## QUOTED TEXT

This strengthened and condensed version of the CEE Bill is designed to present a clearer proposal, be easier to understand, function as a more effective campaign tool and amend certain sections of the first Bill in response to feedback.
Under the new bill the government will be required to:
Calculate and plan to reduce the UK’s entire carbon footprint: At the moment the UK only accounts for its “territorial” emissions, ie those we emit locally, ignoring those included in the goods and services we buy in from abroad and our fair share of international aviation and shipping. Including these emissions provides a fairer “consumption” basis for our emissions but, being one of the world’s highest net importers of emissions, nearly doubles the emissions for which we are responsible.
In accordance with the stricter targets of the Paris Agreement, issued in 2018, increase the chance of the UK meeting its emissions targets using equitable policies: The UK’s current net zero target is based on a greater than 50% chance of limiting global heating to a 1.5°C rise in temperature. To be fair to future generations, this needs to increase to 66%. In consideration of the UK’s historic emissions and its capabilities as a developed nation it needs to account for a proportionately smaller share of the global carbon budget, reduce emissions at a faster rate than developing countries and provide support for them to do so.

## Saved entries
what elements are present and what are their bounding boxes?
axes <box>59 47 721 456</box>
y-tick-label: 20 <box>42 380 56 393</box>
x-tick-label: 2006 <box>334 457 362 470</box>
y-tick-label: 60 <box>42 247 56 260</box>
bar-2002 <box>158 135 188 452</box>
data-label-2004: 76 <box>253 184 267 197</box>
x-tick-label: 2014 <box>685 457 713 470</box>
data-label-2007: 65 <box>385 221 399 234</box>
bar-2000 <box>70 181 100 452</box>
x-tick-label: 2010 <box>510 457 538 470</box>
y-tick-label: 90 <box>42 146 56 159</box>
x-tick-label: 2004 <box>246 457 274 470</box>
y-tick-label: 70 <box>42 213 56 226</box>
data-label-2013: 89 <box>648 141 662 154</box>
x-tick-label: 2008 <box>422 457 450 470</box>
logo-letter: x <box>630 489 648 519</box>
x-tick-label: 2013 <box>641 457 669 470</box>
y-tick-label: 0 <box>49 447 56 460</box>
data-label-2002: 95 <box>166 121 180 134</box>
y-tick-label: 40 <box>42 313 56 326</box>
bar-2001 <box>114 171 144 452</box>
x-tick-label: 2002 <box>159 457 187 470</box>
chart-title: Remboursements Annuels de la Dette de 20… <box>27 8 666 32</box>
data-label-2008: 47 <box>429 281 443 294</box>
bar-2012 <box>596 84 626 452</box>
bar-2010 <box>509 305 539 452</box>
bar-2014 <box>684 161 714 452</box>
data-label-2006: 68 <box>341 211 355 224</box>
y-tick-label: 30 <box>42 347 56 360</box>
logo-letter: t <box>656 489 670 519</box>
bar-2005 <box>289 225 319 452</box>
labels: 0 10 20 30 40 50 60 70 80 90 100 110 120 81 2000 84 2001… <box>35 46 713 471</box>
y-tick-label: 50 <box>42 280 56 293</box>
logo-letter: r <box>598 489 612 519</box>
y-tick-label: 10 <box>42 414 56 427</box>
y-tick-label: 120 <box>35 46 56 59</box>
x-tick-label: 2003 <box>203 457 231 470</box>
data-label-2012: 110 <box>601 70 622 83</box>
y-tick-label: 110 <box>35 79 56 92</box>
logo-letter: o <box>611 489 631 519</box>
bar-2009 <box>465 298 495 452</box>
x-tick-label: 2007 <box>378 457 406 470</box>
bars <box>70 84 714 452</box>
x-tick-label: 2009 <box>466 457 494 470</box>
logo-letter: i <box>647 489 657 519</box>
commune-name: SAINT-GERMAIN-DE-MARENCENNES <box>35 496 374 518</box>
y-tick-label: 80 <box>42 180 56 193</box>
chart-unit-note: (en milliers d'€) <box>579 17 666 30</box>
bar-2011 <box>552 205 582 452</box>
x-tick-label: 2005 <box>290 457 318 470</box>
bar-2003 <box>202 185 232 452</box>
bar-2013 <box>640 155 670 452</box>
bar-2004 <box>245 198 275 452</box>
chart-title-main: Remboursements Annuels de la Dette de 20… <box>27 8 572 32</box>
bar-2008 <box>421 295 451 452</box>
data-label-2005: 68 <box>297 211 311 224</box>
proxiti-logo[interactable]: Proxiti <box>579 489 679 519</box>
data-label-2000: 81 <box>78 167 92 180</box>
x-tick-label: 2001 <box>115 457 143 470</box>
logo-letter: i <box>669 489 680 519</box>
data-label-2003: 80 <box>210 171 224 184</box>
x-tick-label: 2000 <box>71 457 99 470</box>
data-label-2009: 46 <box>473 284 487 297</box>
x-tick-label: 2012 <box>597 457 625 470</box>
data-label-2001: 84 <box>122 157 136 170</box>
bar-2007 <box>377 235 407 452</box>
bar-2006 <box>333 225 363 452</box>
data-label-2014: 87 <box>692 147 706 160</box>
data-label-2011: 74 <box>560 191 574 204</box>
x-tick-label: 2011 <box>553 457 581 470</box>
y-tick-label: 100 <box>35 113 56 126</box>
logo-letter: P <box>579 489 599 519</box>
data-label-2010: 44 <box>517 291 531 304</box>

## WHAT TO DO
1: From the CEE Bill passage, reproduce the text between "This strengthened and" and "we are responsible.", inclusive.
2: Condense the paragraph of the CEE Bill passage that opens with "Calculate and plan to reduce the UK’s entire carbon footprint" into a short bulleted list that retains its main facts.
3: Translate this sentence from the CEE Bill passage into Spanish: "The UK’s current net zero target is based on a greater than 50% chance of limiting global heating to a 1.5°C rise in temperature."

## SOLUTION LIST
1:
This strengthened and condensed version of the CEE Bill is designed to present a clearer proposal, be easier to understand, function as a more effective campaign tool and amend certain sections of the first Bill in response to feedback.
Under the new bill the government will be required to:
Calculate and plan to reduce the UK’s entire carbon footprint: At the moment the UK only accounts for its “territorial” emissions, ie those we emit locally, ignoring those included in the goods and services we buy in from abroad and our fair share of international aviation and shipping. Including these emissions provides a fairer “consumption” basis for our emissions but, being one of the world’s highest net importers of emissions, nearly doubles the emissions for which we are responsible.

2:
- The government must calculate and plan to reduce the UK’s entire carbon footprint.
- At present the UK counts only its "territorial" emissions, those emitted locally.
- This excludes emissions embedded in imported goods and services and the UK’s fair share of international aviation and shipping.
- Including them gives a fairer "consumption" basis.
- Because the UK is one of the world’s highest net importers of emissions, including them nearly doubles the emissions it is responsible for.

3: El actual objetivo de cero emisiones netas del Reino Unido se basa en una probabilidad superior al 50 % de limitar el calentamiento global a un aumento de la temperatura de 1,5 °C.